Data entries -
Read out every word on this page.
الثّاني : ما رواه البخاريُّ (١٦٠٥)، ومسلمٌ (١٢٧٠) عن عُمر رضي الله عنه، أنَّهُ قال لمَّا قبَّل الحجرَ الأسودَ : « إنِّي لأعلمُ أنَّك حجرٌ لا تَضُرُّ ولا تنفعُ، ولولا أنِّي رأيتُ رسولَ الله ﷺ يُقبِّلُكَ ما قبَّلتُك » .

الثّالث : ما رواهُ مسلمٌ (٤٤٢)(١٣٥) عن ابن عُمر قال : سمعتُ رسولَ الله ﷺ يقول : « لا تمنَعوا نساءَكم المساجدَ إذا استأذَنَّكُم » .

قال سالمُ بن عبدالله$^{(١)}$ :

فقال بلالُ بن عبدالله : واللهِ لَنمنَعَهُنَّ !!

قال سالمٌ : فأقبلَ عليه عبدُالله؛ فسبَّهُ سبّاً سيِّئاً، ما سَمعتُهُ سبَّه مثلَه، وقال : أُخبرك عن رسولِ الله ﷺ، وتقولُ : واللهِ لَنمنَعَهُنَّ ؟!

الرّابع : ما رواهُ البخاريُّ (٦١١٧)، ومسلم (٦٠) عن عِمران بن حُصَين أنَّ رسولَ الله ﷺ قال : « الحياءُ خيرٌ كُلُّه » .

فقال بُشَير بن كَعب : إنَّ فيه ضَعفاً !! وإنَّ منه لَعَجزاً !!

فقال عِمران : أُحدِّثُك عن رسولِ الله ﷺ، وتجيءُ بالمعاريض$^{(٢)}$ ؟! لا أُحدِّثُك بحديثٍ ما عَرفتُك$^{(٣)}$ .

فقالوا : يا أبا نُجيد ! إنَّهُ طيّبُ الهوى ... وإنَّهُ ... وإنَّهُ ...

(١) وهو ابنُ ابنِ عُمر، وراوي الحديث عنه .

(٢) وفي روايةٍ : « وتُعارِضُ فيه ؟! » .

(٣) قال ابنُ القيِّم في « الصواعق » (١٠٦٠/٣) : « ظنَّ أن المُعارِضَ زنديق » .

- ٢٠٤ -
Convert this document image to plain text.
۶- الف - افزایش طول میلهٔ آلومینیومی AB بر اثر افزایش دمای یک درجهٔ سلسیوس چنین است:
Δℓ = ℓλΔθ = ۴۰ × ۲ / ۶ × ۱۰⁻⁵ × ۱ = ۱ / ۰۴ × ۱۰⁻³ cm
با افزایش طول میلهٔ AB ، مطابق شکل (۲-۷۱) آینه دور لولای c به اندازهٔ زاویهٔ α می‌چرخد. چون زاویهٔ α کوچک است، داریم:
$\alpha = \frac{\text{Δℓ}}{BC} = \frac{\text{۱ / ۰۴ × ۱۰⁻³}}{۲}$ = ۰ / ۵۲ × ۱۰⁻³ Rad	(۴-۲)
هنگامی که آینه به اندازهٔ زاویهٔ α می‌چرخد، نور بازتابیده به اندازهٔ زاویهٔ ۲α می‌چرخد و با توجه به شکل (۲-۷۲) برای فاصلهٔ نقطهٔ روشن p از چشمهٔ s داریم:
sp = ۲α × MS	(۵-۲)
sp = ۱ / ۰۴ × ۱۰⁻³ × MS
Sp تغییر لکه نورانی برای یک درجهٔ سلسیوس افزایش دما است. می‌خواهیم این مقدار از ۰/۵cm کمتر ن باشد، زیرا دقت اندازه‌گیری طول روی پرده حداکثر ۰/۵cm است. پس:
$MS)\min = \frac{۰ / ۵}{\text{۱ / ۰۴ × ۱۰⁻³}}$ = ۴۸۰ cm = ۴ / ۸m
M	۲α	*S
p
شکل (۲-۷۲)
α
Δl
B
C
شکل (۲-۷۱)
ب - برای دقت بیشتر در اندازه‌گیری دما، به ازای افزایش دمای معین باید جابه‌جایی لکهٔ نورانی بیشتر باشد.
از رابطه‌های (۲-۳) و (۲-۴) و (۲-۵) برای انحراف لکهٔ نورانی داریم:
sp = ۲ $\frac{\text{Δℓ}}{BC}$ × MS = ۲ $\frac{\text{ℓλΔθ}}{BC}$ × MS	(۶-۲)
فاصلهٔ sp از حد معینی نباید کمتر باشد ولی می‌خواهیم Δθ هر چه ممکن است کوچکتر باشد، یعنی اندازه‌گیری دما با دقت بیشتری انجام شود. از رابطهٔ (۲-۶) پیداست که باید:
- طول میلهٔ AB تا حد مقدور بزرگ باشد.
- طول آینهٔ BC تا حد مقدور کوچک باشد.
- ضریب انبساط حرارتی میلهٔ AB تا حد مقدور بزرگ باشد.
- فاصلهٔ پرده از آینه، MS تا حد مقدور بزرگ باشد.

Task to carry out - Extract each line from the entries above that contains the string "داریم".

Answer -
با افزایش طول میلهٔ AB ، مطابق شکل (۲-۷۱) آینه دور لولای c به اندازهٔ زاویهٔ α می‌چرخد. چون زاویهٔ α کوچک است، داریم:
هنگامی که آینه به اندازهٔ زاویهٔ α می‌چرخد، نور بازتابیده به اندازهٔ زاویهٔ ۲α می‌چرخد و با توجه به شکل (۲-۷۲) برای فاصلهٔ نقطهٔ روشن p از چشمهٔ s داریم:
از رابطه‌های (۲-۳) و (۲-۴) و (۲-۵) برای انحراف لکهٔ نورانی داریم:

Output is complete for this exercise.